Figure data in JSON
· · · · · · ·
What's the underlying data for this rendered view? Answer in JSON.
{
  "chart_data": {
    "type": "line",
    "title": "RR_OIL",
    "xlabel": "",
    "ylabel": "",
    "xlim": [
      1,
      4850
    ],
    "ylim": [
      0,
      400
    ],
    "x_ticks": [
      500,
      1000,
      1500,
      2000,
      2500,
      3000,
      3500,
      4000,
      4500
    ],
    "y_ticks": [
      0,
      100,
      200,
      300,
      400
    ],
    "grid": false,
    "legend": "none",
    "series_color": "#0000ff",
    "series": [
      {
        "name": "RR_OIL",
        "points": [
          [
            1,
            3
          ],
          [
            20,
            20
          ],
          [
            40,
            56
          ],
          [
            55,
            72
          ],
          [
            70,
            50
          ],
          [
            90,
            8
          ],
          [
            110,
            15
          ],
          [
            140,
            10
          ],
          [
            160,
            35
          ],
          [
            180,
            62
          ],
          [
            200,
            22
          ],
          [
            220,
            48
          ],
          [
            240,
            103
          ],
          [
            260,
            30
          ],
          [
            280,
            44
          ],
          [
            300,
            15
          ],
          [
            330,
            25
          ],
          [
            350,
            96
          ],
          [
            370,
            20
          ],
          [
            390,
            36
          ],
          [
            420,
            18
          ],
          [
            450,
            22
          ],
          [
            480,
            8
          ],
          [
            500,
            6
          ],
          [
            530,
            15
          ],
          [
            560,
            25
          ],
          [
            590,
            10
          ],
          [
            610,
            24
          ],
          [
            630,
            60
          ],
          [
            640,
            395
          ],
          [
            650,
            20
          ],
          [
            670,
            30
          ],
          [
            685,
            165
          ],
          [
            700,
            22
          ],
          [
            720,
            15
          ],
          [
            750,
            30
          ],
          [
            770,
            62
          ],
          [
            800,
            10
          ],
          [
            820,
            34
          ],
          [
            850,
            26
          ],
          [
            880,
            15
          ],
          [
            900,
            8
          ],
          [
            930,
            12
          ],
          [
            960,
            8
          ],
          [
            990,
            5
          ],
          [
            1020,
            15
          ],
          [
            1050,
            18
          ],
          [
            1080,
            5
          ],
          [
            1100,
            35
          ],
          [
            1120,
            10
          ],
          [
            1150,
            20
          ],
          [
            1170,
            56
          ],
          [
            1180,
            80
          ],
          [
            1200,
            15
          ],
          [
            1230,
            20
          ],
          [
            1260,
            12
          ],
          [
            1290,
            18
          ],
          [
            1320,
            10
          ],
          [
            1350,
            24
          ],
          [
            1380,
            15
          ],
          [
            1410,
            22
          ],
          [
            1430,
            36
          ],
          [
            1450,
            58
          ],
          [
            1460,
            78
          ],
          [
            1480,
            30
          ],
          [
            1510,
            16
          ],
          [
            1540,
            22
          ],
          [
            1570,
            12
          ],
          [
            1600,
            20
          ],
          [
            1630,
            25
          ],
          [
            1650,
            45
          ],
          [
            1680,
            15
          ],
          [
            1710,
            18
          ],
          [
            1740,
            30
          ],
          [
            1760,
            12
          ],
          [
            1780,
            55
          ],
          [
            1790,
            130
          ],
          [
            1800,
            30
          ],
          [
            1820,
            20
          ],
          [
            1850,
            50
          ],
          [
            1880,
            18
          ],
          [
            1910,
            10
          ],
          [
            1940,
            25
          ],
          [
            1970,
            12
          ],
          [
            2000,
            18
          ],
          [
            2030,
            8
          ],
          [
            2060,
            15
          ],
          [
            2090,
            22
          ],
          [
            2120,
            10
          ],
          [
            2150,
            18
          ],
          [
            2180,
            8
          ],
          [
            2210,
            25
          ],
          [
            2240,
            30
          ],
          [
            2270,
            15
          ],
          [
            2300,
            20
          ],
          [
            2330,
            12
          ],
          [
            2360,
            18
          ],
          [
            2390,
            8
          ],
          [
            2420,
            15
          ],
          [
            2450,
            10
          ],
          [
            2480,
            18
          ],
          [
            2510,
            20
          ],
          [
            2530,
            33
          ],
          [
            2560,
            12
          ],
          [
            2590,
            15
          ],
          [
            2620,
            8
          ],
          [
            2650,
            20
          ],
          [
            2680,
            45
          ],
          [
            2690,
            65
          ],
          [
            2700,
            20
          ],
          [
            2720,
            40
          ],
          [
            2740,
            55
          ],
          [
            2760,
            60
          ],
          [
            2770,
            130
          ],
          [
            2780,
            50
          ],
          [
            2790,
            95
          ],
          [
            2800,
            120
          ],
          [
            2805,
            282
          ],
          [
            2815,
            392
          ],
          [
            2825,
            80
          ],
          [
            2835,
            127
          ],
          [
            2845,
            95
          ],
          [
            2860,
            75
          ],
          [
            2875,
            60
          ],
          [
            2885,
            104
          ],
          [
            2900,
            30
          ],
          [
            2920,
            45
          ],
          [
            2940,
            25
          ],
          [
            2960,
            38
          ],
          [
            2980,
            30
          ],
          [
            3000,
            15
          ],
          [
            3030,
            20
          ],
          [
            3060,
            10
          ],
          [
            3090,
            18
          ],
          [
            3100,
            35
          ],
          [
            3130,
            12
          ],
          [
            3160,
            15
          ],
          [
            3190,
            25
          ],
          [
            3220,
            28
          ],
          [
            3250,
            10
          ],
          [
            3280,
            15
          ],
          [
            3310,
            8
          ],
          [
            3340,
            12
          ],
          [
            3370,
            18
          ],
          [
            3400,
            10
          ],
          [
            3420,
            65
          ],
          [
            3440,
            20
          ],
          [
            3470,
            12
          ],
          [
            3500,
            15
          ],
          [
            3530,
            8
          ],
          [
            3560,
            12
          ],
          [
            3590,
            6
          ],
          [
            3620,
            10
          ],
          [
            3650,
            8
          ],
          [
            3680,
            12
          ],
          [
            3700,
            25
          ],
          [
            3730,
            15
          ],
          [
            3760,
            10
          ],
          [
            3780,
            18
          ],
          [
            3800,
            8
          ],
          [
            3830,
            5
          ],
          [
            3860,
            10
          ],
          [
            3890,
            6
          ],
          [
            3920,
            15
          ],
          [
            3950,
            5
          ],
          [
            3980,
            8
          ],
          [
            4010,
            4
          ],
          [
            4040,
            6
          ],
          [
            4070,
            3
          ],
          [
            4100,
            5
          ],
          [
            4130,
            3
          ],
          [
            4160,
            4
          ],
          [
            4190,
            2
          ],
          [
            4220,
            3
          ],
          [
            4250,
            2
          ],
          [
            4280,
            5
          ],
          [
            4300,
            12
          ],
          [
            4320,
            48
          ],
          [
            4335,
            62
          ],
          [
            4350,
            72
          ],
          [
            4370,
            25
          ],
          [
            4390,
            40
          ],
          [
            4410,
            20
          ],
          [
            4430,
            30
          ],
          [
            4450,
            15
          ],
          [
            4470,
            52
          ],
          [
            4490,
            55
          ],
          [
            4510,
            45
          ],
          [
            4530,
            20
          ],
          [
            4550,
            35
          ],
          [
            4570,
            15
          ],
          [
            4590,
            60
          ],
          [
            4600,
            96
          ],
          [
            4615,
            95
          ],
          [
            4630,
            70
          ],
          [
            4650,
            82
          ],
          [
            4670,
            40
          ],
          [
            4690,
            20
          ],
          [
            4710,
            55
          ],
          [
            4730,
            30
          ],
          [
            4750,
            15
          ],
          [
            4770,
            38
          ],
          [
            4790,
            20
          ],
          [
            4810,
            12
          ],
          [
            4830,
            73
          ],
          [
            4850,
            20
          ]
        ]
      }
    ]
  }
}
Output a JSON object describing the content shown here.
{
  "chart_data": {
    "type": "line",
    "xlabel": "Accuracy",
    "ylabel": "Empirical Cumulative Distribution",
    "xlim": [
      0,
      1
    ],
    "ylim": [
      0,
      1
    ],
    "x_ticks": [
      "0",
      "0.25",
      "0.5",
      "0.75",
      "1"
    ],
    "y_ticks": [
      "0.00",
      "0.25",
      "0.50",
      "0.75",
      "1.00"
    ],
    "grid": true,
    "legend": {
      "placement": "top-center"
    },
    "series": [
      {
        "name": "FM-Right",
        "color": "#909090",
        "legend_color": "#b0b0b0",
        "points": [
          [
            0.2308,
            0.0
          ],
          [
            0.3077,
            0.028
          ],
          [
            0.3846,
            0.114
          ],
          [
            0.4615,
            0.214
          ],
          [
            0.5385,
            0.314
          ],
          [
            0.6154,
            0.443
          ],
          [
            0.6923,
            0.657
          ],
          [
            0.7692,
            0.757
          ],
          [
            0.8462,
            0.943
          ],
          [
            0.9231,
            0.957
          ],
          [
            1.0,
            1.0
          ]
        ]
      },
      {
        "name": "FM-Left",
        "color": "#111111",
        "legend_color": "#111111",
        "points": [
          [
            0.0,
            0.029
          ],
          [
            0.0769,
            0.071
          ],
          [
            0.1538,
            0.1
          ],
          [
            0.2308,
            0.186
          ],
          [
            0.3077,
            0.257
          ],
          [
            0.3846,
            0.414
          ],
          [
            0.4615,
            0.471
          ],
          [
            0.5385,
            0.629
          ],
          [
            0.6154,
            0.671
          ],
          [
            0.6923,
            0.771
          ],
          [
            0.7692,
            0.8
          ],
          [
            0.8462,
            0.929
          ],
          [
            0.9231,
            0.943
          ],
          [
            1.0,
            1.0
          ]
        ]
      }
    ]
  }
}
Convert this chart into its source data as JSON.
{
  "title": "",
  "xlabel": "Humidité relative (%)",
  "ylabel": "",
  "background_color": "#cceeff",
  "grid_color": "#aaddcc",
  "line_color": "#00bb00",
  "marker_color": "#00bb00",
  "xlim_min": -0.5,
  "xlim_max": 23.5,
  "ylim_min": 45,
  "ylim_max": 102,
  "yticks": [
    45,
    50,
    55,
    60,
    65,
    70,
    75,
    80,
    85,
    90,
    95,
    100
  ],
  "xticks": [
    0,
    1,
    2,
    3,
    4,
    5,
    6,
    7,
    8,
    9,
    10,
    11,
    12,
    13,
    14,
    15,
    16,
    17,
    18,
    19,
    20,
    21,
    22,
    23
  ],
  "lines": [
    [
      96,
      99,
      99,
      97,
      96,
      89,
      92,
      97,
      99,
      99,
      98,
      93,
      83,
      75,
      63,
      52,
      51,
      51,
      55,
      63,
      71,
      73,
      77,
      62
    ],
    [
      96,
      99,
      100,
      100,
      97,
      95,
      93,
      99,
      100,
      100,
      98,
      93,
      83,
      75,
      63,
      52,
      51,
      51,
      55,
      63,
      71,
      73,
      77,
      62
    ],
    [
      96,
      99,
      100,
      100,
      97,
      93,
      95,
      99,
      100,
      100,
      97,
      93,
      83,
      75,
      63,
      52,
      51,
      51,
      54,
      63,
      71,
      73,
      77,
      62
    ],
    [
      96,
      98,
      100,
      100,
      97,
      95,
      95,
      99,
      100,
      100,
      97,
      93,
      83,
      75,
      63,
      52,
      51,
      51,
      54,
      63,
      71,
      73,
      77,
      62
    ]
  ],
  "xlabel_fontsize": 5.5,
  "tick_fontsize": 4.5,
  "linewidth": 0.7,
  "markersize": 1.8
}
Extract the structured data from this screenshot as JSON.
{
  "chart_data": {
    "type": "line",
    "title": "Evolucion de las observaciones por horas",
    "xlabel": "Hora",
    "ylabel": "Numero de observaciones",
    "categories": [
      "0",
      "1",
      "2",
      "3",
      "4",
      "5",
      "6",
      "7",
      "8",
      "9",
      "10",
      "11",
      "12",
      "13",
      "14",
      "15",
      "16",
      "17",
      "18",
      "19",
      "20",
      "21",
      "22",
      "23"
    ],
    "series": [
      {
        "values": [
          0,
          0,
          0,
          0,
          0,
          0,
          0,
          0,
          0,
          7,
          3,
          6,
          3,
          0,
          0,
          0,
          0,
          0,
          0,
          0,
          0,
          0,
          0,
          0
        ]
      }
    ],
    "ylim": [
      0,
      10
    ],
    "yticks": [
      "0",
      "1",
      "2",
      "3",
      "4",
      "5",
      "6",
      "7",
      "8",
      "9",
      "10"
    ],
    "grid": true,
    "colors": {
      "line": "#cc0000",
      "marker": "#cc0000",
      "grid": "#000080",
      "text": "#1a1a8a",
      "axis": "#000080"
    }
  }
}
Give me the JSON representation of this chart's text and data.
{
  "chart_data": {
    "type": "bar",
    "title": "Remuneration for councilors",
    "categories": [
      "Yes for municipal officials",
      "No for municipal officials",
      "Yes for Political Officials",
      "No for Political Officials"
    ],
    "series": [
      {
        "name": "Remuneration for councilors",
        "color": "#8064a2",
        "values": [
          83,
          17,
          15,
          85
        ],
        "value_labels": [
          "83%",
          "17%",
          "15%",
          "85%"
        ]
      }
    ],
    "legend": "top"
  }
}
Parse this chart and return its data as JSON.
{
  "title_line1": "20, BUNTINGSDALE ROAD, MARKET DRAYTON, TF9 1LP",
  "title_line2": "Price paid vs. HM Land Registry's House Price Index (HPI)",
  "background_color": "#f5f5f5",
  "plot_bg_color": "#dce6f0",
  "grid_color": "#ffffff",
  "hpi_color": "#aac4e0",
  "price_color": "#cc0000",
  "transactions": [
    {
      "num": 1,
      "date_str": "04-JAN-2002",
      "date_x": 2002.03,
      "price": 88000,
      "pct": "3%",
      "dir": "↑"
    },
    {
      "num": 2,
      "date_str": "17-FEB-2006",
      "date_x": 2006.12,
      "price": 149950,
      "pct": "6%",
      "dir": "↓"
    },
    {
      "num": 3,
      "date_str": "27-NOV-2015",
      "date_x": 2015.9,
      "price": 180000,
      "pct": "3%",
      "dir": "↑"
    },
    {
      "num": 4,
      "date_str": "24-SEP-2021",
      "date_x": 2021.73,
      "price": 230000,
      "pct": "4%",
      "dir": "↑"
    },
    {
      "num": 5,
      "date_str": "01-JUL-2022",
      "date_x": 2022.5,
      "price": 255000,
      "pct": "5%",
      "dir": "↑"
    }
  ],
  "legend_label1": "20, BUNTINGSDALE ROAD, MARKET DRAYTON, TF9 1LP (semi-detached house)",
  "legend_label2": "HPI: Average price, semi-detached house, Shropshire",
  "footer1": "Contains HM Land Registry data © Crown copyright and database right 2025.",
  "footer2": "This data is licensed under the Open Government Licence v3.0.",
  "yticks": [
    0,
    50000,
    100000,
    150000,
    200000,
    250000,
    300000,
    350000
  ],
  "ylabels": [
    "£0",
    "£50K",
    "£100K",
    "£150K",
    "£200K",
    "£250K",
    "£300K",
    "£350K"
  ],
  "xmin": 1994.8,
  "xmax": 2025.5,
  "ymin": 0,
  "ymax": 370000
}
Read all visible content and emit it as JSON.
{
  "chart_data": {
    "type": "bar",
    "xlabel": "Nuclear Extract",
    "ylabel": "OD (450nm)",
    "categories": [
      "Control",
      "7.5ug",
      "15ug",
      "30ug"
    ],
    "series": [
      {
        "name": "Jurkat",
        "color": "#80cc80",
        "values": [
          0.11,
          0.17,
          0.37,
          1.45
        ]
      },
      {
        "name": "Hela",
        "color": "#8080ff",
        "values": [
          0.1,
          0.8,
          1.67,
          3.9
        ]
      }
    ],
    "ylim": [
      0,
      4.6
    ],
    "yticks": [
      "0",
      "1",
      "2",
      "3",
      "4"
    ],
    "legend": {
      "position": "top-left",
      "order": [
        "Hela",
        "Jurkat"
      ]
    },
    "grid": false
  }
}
· · · · · · ·
* [WRITTEN INSTRUCTION]: Starting at the line with "Read all visible content and emit it as JSON.", copy every line up to and including the last one in the entries above.

* [WRITTEN REPLY]:
Read all visible content and emit it as JSON.
{
  "chart_data": {
    "type": "bar",
    "xlabel": "Nuclear Extract",
    "ylabel": "OD (450nm)",
    "categories": [
      "Control",
      "7.5ug",
      "15ug",
      "30ug"
    ],
    "series": [
      {
        "name": "Jurkat",
        "color": "#80cc80",
        "values": [
          0.11,
          0.17,
          0.37,
          1.45
        ]
      },
      {
        "name": "Hela",
        "color": "#8080ff",
        "values": [
          0.1,
          0.8,
          1.67,
          3.9
        ]
      }
    ],
    "ylim": [
      0,
      4.6
    ],
    "yticks": [
      "0",
      "1",
      "2",
      "3",
      "4"
    ],
    "legend": {
      "position": "top-left",
      "order": [
        "Hela",
        "Jurkat"
      ]
    },
    "grid": false
  }
}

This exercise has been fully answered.